▸ Dataset content:
——————
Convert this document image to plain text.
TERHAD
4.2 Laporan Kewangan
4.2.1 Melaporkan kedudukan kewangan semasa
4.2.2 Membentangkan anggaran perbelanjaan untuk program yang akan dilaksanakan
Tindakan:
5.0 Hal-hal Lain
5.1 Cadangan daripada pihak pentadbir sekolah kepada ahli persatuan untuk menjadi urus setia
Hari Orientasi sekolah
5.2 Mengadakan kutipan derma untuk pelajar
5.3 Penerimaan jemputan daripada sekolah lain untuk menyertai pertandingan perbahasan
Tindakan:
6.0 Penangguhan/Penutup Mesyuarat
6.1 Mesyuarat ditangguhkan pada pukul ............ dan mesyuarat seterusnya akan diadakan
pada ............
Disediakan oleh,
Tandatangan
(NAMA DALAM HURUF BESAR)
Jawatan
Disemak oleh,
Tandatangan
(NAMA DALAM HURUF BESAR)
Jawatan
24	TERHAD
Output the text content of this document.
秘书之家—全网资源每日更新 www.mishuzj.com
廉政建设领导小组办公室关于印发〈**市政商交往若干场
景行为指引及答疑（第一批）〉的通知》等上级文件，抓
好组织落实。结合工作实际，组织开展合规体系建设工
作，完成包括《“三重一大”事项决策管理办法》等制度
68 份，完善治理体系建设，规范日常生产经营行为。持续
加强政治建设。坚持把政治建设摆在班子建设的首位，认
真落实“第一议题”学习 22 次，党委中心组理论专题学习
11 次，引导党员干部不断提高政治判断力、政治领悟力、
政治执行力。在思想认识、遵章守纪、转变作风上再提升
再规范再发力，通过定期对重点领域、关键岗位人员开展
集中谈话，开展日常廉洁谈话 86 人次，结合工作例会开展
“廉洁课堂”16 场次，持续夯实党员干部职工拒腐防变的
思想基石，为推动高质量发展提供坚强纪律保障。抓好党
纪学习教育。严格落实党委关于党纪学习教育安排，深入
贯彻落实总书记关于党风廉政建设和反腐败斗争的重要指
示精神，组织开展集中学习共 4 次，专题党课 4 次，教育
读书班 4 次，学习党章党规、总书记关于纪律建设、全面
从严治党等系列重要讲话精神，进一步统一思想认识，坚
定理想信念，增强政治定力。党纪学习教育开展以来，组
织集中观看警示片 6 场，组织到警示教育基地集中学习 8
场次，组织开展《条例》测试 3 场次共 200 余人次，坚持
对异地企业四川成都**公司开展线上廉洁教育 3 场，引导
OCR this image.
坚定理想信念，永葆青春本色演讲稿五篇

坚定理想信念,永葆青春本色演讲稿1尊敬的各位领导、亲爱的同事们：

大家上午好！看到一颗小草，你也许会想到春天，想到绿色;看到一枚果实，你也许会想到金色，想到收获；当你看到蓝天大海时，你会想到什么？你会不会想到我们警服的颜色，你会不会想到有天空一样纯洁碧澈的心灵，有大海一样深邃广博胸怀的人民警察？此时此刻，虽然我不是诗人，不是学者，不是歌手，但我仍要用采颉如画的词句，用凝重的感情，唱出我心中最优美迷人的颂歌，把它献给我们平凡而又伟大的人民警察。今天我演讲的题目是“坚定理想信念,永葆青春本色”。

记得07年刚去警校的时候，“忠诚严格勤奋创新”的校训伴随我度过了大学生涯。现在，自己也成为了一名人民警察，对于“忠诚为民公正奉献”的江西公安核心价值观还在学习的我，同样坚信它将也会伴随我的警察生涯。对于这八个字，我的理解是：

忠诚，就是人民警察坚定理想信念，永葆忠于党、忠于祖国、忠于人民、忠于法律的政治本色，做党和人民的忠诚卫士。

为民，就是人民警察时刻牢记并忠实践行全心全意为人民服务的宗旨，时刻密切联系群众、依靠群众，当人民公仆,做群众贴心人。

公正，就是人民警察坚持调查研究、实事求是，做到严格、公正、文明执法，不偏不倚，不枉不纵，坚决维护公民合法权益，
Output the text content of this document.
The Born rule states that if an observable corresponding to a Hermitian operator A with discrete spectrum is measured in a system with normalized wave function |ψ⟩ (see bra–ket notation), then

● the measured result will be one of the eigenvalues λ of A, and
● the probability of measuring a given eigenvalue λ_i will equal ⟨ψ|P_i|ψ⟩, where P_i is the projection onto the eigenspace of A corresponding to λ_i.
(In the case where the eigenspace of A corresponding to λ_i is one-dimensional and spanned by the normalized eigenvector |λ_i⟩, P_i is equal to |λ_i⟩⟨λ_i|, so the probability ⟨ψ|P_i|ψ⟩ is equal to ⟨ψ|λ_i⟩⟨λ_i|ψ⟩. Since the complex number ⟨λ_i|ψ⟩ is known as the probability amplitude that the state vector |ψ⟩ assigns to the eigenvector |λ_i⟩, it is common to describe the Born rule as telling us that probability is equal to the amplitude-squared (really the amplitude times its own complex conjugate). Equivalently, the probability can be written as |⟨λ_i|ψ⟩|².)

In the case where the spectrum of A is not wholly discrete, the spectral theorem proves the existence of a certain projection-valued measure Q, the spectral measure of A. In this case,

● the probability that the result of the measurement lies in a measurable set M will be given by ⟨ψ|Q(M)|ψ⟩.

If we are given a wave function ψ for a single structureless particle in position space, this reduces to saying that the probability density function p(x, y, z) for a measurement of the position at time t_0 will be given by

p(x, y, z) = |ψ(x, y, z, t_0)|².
——————
▸ Given instruction:
How many lines of the data hold the string "discrete"? Reply with the number alone.

▸ Written answer:
2